■ **SHORT EXERCISE**:
Copy everything from "The Real Housewives" down to "and manufactured? Absolutely." in the Real Housewives recap, substituting "conflicted" for "complicated" wherever it occurs.

■ **DOCUMENT EXCERPT**:
‘Real Housewives of New Jersey’: Call me. Maybe.

The Real Housewives of New Jersey
“Whine Country”
August 20, 2012

Madonn’. This episode.

So here’s the thing: my feelings about Teresa Giudice, they are complicated. This is because Teresa is complicated. Is she a self-serving idiot who wants everyone to pretend along with her that everything is perfect and glittery and pink and onyx and marble in her life and her marriage? Yes. This is a fact. Does she lash out at anyone, amico o un familiare, who might think, much less say that perhaps this is not exactly the case? Yep. She does! Does she profit off of the drama in her life, real and manufactured? Absolutely.

But is Teresa also funny and tough and a mother who loves her daughters? She is. And while it might be her Achilles’ heel, she loves that Meatball of hers. Or, at the very least, she values the institution of marriage (for better or for VERY WORSE) and appreciates that a divorce would be terrible for her four daughters. Couple that with some very old school values that dictate that you can either have 1. a husband that treats you with respect and doesn’t call you horrific names, or 2. a husband who cheats on you (and the notion that somehow a husband that calls you horrific names might actually also be cheating on you on account of his tremendous lack of respect for you, this is not an option), and you’ve got a recipe for some cringe-worthy television.

In this blog entry, Teresa defends Meatball calling her terrible names. Note that she never addresses the cheating issue. I can only assume that she either is trying to ignore it, and hope we ignore it by distracting us with the name-calling as if that is what everyone is so shocked by; or she is just delusional. I think it’s the former. And this is sad! This is such a sad lie for a person to have to live!

Do I wish Teresa were more sensible and could either see past her idealistic vision of Meatball and accept what is right in front of her: that her dum-dum husband is abusive and cheating on her? YES. OF COURSE. No matter how much I make fun of this woman, I don’t actually wish upon her heartbreak and misery, and I don’t wish that her famiglia fall to pieces. Those four girls did nothing to deserve a broken home (or a worthless drunk misogynist of a father, but that’s another matter), and, honestly, neither did Teresa. But bastante is bastante. Teresa needs to quit taking all the abuse Meatball can heap upon her, while staring dead-eyed into the cameras in some sort of pathetic effort to convince the world, and maybe even herself, that everything is fine. It is not fine.

Can she be terrible? Yes. Would it be a nightmare to be friends with her? Yes! But, and I’m no psychologist here, but if I had to speculate, I might suggest that she demands such impossible loyalty from her friends — to the point of pushing them all away, because she has been raised in a culture that demands she not expect that same sort of loyalty from her husband. And therein lies the entire problem that is Teresa. BOOM. YOU JUST GOT PSYCHOANALYZED, TREE. DEAL WITH IT.

■ **Layout dataset rows**:
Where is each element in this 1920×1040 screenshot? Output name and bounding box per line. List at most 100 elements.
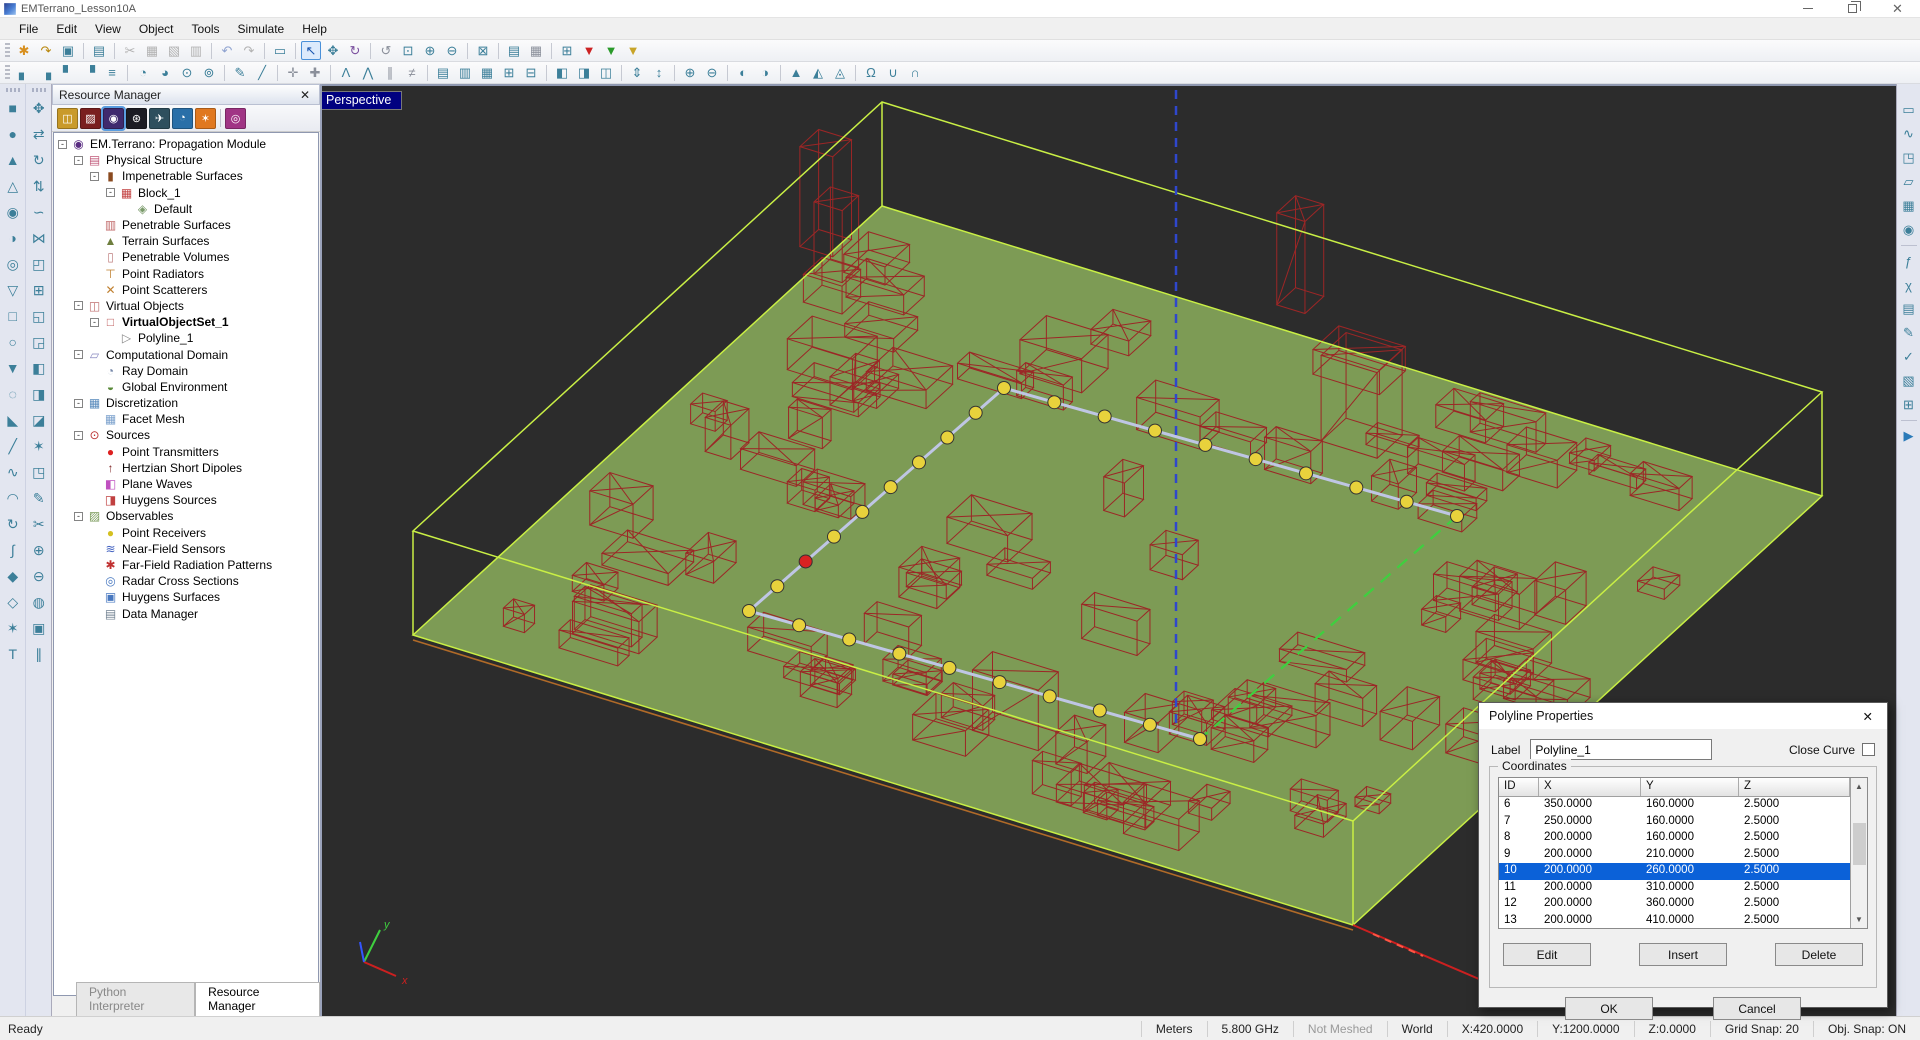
zoom-out-icon[interactable]: ⊖ bbox=[442, 41, 462, 60]
scroll-down-icon[interactable]: ▼ bbox=[1851, 911, 1867, 928]
tree-expander-icon[interactable]: - bbox=[106, 188, 115, 197]
fkey-green-icon[interactable]: ▼ bbox=[601, 41, 621, 60]
tree-item-terrain-surfaces[interactable]: ▲Terrain Surfaces bbox=[54, 233, 318, 249]
tree-item-impenetrable-surfaces[interactable]: -▮Impenetrable Surfaces bbox=[54, 168, 318, 184]
module-sphere-icon[interactable]: ◎ bbox=[225, 108, 246, 129]
waypoint[interactable] bbox=[884, 481, 897, 494]
waypoint[interactable] bbox=[771, 580, 784, 593]
boolean-union-icon[interactable]: ◧ bbox=[552, 63, 572, 82]
fx-functions-icon[interactable]: ƒ bbox=[1898, 249, 1920, 273]
tree-item-computational-domain[interactable]: -▱Computational Domain bbox=[54, 346, 318, 362]
tree-item-ray-domain[interactable]: ◔Ray Domain bbox=[54, 363, 318, 379]
half-space-icon[interactable]: ◐ bbox=[733, 63, 753, 82]
tree-item-penetrable-surfaces[interactable]: ▥Penetrable Surfaces bbox=[54, 217, 318, 233]
face-snap-icon[interactable]: ▝ bbox=[80, 63, 100, 82]
tree-expander-icon[interactable]: - bbox=[74, 431, 83, 440]
prism-icon[interactable]: ▲ bbox=[786, 63, 806, 82]
hide-object-icon[interactable]: ◔ bbox=[133, 63, 153, 82]
torus-tool-icon[interactable]: ◎ bbox=[1, 251, 25, 277]
waypoint[interactable] bbox=[793, 619, 806, 632]
edit-nodes-icon[interactable]: ✎ bbox=[27, 485, 51, 511]
tree-expander-icon[interactable]: - bbox=[74, 399, 83, 408]
distribute-tool-icon[interactable]: ◲ bbox=[27, 329, 51, 355]
tree-item-virtual-objects[interactable]: -◫Virtual Objects bbox=[54, 298, 318, 314]
tree-item-penetrable-volumes[interactable]: ▯Penetrable Volumes bbox=[54, 249, 318, 265]
pan-icon[interactable]: ✥ bbox=[323, 41, 343, 60]
mirror-icon[interactable]: ◑ bbox=[755, 63, 775, 82]
dimension-icon[interactable]: ≠ bbox=[402, 63, 422, 82]
coordinate-row-8[interactable]: 8200.0000160.00002.5000 bbox=[1499, 830, 1850, 847]
edit-script-icon[interactable]: ✎ bbox=[1898, 321, 1920, 345]
cross-marker-icon[interactable]: ✛ bbox=[283, 63, 303, 82]
move-tool-icon[interactable]: ✥ bbox=[27, 95, 51, 121]
right-triangle-tool-icon[interactable]: ◣ bbox=[1, 407, 25, 433]
scale-up-icon[interactable]: ⊕ bbox=[680, 63, 700, 82]
dialog-close-icon[interactable]: ✕ bbox=[1859, 709, 1877, 724]
waypoint[interactable] bbox=[743, 605, 756, 618]
grid-array-icon[interactable]: ⊞ bbox=[27, 277, 51, 303]
subtract-tool-icon[interactable]: ◨ bbox=[27, 381, 51, 407]
paste-icon[interactable]: ▧ bbox=[164, 41, 184, 60]
mesh-hide-icon[interactable]: ⊟ bbox=[521, 63, 541, 82]
edge-snap-icon[interactable]: ▗ bbox=[36, 63, 56, 82]
move-vertical-icon[interactable]: ⇕ bbox=[627, 63, 647, 82]
section-tool-icon[interactable]: ◳ bbox=[27, 459, 51, 485]
waypoint[interactable] bbox=[1048, 396, 1061, 409]
explode-tool-icon[interactable]: ✶ bbox=[27, 433, 51, 459]
scroll-up-icon[interactable]: ▲ bbox=[1851, 778, 1867, 795]
image-export-icon[interactable]: ▧ bbox=[1898, 369, 1920, 393]
ellipse-tool-icon[interactable]: ◌ bbox=[1, 381, 25, 407]
data-inspect-icon[interactable]: ◉ bbox=[1898, 218, 1920, 242]
domain-box-icon[interactable]: ▱ bbox=[1898, 170, 1920, 194]
minimize-button[interactable] bbox=[1785, 0, 1830, 17]
menu-item-file[interactable]: File bbox=[10, 20, 47, 38]
module-empicasso-icon[interactable]: ◔ bbox=[172, 108, 193, 129]
undo-icon[interactable]: ↶ bbox=[217, 41, 237, 60]
array-grid-icon[interactable]: ▦ bbox=[477, 63, 497, 82]
tree-expander-icon[interactable]: - bbox=[74, 512, 83, 521]
isolate-object-icon[interactable]: ⊚ bbox=[199, 63, 219, 82]
validate-icon[interactable]: ✓ bbox=[1898, 345, 1920, 369]
cancel-button[interactable]: Cancel bbox=[1713, 997, 1801, 1020]
edit-button[interactable]: Edit bbox=[1503, 943, 1591, 966]
waypoint[interactable] bbox=[941, 431, 954, 444]
tree-item-point-transmitters[interactable]: ●Point Transmitters bbox=[54, 444, 318, 460]
tree-expander-icon[interactable]: - bbox=[74, 301, 83, 310]
waypoint[interactable] bbox=[1249, 453, 1262, 466]
loft-icon[interactable]: ◬ bbox=[830, 63, 850, 82]
column-header-z[interactable]: Z bbox=[1739, 778, 1850, 796]
tree-item-discretization[interactable]: -▦Discretization bbox=[54, 395, 318, 411]
pyramid-tool-icon[interactable]: △ bbox=[1, 173, 25, 199]
table-scrollbar[interactable]: ▲ ▼ bbox=[1850, 778, 1867, 928]
new-project-icon[interactable]: ✱ bbox=[14, 41, 34, 60]
tree-item-block-1[interactable]: -▦Block_1 bbox=[54, 185, 318, 201]
array-tool-icon[interactable]: ◰ bbox=[27, 251, 51, 277]
sphere-tool-icon[interactable]: ◉ bbox=[1, 199, 25, 225]
menu-item-view[interactable]: View bbox=[86, 20, 130, 38]
line-draw-icon[interactable]: ╱ bbox=[252, 63, 272, 82]
valley-icon[interactable]: ⋀ bbox=[358, 63, 378, 82]
teardrop-tool-icon[interactable]: ▼ bbox=[1, 355, 25, 381]
tree-expander-icon[interactable]: - bbox=[74, 350, 83, 359]
align-left-icon[interactable]: ≡ bbox=[102, 63, 122, 82]
waypoint[interactable] bbox=[828, 530, 841, 543]
coordinates-table[interactable]: IDXYZ 6350.0000160.00002.50007250.000016… bbox=[1498, 777, 1868, 929]
arc-tool-icon[interactable]: ◠ bbox=[1, 485, 25, 511]
tree-item-sources[interactable]: -⊙Sources bbox=[54, 427, 318, 443]
tree-expander-icon[interactable]: - bbox=[74, 156, 83, 165]
tree-item-virtualobjectset-1[interactable]: -□VirtualObjectSet_1 bbox=[54, 314, 318, 330]
new-window-icon[interactable]: ▭ bbox=[270, 41, 290, 60]
tree-item-radar-cross-sections[interactable]: ◎Radar Cross Sections bbox=[54, 573, 318, 589]
move-free-icon[interactable]: ↕ bbox=[649, 63, 669, 82]
wedge-icon[interactable]: ◭ bbox=[808, 63, 828, 82]
script-icon[interactable]: ▤ bbox=[1898, 297, 1920, 321]
waypoint[interactable] bbox=[1199, 438, 1212, 451]
dialog-titlebar[interactable]: Polyline Properties ✕ bbox=[1479, 703, 1887, 729]
tree-item-em-terrano-propagation-module[interactable]: -◉EM.Terrano: Propagation Module bbox=[54, 136, 318, 152]
helix-tool-icon[interactable]: ↻ bbox=[1, 511, 25, 537]
variables-icon[interactable]: χ bbox=[1898, 273, 1920, 297]
tree-item-point-scatterers[interactable]: ✕Point Scatterers bbox=[54, 282, 318, 298]
close-curve-checkbox[interactable] bbox=[1862, 743, 1875, 756]
array-col-icon[interactable]: ▥ bbox=[455, 63, 475, 82]
rotate-copy-icon[interactable]: ↻ bbox=[27, 147, 51, 173]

■ **SOLUTION TO THE EXERCISE**:
The Real Housewives of New Jersey
“Whine Country”
August 20, 2012

Madonn’. This episode.

So here’s the thing: my feelings about Teresa Giudice, they are conflicted. This is because Teresa is conflicted. Is she a self-serving idiot who wants everyone to pretend along with her that everything is perfect and glittery and pink and onyx and marble in her life and her marriage? Yes. This is a fact. Does she lash out at anyone, amico o un familiare, who might think, much less say that perhaps this is not exactly the case? Yep. She does! Does she profit off of the drama in her life, real and manufactured? Absolutely.